Aim.
Report back each line of the records that contains the string "samples".

[Records from a collection]

## Start

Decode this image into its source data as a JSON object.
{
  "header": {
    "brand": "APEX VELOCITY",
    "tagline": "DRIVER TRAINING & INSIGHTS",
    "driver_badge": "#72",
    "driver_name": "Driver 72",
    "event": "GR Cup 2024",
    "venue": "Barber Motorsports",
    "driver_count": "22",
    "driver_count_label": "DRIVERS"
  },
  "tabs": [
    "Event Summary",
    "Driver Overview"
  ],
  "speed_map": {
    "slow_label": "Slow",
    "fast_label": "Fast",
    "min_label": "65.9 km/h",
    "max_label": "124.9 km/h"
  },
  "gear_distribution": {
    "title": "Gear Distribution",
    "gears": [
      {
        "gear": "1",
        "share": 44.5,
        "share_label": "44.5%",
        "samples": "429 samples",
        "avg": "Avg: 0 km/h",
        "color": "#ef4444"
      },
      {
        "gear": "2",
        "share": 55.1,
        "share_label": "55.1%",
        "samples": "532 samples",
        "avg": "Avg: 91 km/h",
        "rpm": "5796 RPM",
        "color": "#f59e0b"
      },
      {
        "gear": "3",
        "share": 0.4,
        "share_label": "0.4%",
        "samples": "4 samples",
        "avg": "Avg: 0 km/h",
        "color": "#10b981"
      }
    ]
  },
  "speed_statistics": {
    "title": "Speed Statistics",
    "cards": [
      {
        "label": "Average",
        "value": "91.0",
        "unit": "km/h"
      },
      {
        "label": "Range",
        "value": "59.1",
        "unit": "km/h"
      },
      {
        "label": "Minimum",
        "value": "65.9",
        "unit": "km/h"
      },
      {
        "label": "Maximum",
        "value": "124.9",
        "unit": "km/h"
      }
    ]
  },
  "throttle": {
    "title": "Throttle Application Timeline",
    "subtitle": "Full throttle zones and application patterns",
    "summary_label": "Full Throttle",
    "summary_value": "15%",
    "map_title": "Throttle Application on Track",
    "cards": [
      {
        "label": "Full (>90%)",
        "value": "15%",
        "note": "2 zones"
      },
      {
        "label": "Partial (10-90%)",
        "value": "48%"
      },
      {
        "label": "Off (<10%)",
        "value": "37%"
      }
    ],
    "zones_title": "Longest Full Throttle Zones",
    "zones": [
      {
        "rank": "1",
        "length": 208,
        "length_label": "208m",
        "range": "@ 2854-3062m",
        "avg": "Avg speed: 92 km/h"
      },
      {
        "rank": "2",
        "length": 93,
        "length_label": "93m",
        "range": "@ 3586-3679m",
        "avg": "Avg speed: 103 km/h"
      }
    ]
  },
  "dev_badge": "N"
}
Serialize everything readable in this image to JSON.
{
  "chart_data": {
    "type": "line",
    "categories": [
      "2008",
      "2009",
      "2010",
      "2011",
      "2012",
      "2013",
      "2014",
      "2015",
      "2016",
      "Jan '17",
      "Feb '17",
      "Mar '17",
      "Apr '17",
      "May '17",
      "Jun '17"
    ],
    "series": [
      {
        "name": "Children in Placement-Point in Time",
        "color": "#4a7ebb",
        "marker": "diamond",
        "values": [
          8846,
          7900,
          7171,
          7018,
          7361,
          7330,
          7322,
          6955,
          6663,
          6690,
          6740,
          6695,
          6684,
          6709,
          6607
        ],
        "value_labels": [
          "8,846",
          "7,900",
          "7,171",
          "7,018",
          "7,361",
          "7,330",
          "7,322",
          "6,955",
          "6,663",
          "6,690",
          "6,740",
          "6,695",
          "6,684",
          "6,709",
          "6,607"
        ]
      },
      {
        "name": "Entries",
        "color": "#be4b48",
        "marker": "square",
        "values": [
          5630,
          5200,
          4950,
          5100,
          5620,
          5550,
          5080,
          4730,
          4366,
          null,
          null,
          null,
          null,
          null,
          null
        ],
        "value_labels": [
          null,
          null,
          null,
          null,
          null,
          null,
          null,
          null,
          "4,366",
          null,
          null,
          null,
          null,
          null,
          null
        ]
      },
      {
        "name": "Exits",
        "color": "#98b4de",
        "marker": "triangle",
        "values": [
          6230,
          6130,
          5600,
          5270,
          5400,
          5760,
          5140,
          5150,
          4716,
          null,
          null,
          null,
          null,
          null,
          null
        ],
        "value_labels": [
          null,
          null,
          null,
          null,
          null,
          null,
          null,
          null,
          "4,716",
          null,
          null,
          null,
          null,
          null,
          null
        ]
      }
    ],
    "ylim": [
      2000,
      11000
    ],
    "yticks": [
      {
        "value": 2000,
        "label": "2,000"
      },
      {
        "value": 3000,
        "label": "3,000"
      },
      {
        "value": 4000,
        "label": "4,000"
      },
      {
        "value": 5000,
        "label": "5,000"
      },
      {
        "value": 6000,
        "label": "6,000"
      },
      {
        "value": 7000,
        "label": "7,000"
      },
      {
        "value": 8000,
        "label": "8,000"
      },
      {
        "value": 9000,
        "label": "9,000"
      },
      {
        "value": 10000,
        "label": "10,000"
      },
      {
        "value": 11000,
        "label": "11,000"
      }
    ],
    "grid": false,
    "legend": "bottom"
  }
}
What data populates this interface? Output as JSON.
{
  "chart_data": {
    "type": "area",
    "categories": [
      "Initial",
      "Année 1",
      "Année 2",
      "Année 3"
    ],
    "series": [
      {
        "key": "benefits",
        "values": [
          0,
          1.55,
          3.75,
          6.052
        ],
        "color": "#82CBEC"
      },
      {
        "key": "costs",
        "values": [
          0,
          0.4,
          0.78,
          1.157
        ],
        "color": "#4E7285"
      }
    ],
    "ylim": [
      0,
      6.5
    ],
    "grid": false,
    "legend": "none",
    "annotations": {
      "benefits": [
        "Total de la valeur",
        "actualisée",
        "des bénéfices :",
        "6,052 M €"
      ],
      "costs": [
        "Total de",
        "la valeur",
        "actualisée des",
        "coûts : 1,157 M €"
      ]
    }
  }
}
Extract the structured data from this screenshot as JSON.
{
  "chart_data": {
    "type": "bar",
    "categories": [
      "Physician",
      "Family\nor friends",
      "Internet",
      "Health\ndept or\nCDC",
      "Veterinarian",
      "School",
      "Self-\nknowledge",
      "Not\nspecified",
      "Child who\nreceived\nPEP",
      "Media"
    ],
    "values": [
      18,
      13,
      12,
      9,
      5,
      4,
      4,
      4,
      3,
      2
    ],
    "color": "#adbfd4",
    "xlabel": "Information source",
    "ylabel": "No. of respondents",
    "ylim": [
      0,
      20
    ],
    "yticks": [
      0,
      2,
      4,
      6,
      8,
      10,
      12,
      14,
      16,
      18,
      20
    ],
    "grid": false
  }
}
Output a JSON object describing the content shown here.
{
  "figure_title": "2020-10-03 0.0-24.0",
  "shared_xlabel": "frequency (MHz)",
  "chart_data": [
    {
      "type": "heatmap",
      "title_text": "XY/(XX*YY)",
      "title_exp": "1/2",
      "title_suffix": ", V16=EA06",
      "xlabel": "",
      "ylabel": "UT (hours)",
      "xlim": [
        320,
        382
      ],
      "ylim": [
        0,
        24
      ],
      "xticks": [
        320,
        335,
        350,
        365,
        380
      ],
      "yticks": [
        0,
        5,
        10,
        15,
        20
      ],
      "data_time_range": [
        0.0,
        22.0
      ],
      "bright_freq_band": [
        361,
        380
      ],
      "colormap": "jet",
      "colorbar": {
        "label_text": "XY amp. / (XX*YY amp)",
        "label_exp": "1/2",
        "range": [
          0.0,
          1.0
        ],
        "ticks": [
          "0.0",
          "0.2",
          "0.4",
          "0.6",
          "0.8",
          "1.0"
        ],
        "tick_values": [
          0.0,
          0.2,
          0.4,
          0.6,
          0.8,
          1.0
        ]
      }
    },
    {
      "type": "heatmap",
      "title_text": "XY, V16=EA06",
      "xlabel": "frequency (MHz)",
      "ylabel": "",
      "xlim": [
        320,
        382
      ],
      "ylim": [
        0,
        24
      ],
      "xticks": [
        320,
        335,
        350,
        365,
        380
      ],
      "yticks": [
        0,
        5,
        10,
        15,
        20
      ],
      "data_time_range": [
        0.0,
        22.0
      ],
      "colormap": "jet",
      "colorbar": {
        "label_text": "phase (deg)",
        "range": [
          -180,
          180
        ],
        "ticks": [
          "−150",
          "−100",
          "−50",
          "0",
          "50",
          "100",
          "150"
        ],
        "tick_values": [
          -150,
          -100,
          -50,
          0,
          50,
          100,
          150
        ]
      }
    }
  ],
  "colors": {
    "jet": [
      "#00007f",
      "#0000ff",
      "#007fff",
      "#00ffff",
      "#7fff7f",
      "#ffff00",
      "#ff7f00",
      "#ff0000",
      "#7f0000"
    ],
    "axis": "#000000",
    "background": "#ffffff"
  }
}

## End

Final result.
        "samples": "429 samples",
        "samples": "532 samples",
        "samples": "4 samples",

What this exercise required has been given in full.